Your task
Extract every line that includes the string "耐燃三級以上".

Supplied material
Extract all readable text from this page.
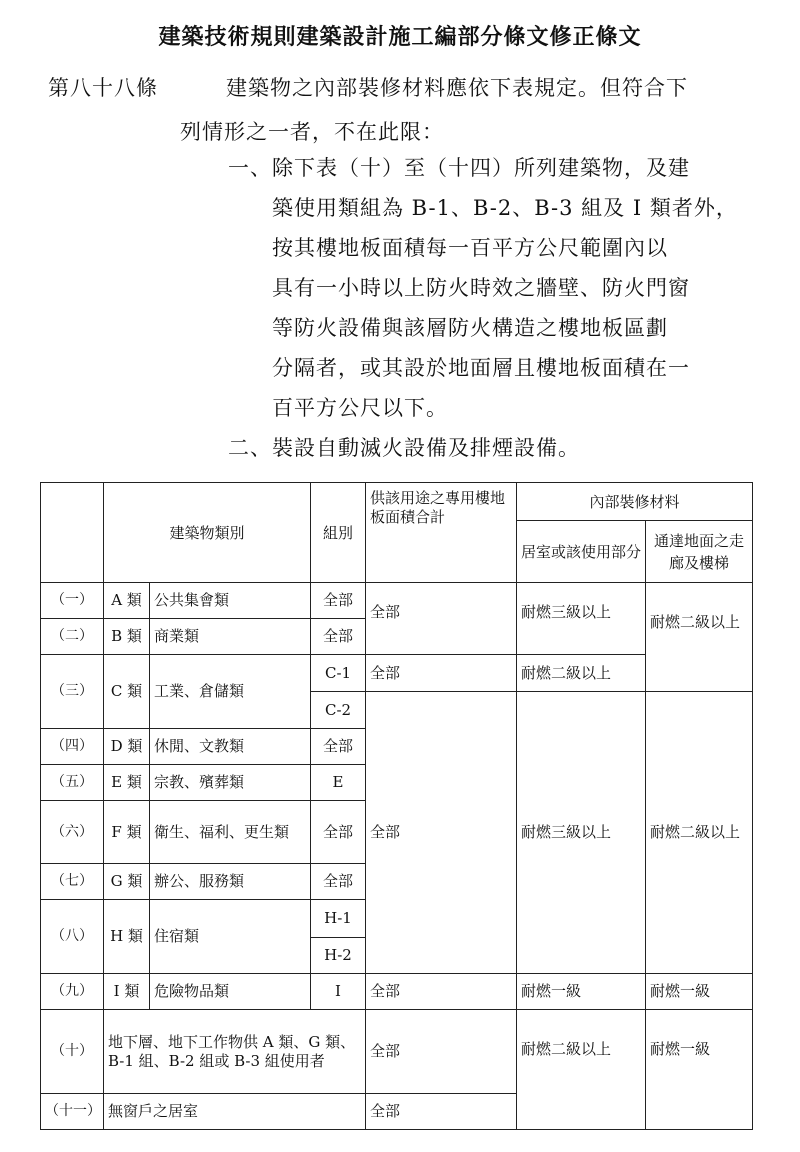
建築技術規則建築設計施工編部分條文修正條文
第八十八條	建築物之內部裝修材料應依下表規定。但符合下
列情形之一者，不在此限：
一、除下表（十）至（十四）所列建築物，及建
築使用類組為 B-1、B-2、B-3 組及 I 類者外，
按其樓地板面積每一百平方公尺範圍內以
具有一小時以上防火時效之牆壁、防火門窗
等防火設備與該層防火構造之樓地板區劃
分隔者，或其設於地面層且樓地板面積在一
百平方公尺以下。
二、裝設自動滅火設備及排煙設備。
	建築物類別		組別	供該用途之專用樓地板面積合計	內部裝修材料		
					居室或該使用部分	通達地面之走廊及樓梯	
（一）	A 類	公共集會類	全部	全部	耐燃三級以上	耐燃二級以上	
（二）	B 類	商業類	全部				
（三）	C 類	工業、倉儲類	C-1	全部	耐燃二級以上		
			C-2	全部	耐燃三級以上	耐燃二級以上	
（四）	D 類	休閒、文教類	全部				
（五）	E 類	宗教、殯葬類	E				
（六）	F 類	衛生、福利、更生類	全部				
（七）	G 類	辦公、服務類	全部				
（八）	H 類	住宿類	H-1				
			H-2			
（九）	I 類	危險物品類	I	全部	耐燃一級	耐燃一級	
（十）	地下層、地下工作物供 A 類、G 類、B-1 組、B-2 組或 B-3 組使用者			全部	耐燃二級以上	耐燃一級	
（十一）	無窗戶之居室			全部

Solution
（一）	A 類	公共集會類	全部	全部	耐燃三級以上	耐燃二級以上	
			C-2	全部	耐燃三級以上	耐燃二級以上	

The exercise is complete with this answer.